>> start Records to process
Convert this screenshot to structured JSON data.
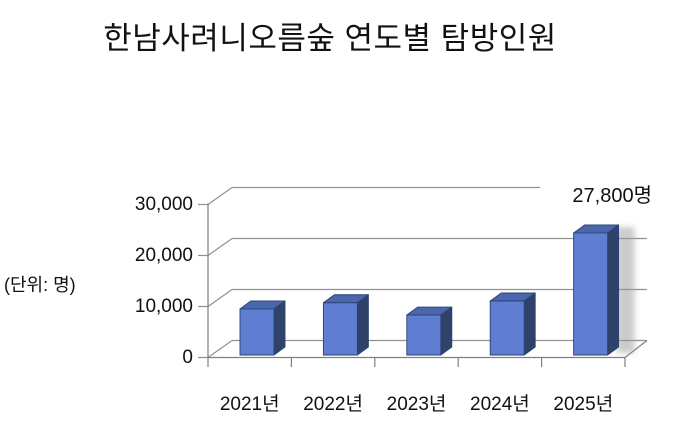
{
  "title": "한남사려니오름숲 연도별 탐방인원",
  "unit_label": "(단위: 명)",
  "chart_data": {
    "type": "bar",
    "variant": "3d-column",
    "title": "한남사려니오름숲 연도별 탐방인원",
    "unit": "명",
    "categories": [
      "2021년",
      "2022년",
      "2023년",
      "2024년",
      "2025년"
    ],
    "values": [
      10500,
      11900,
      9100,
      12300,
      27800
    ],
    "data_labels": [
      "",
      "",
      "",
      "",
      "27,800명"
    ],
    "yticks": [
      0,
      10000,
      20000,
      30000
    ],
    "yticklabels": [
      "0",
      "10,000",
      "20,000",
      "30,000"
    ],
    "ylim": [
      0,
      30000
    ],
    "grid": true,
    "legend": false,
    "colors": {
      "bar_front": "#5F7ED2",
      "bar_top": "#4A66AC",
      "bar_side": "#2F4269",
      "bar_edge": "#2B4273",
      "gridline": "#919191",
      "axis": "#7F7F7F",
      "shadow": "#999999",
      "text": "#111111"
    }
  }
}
>> end Records to process
* _What you need to do_: Among the lines of the material above, how many include the string "title"? Report only that number.

* _Result for this exercise_: 2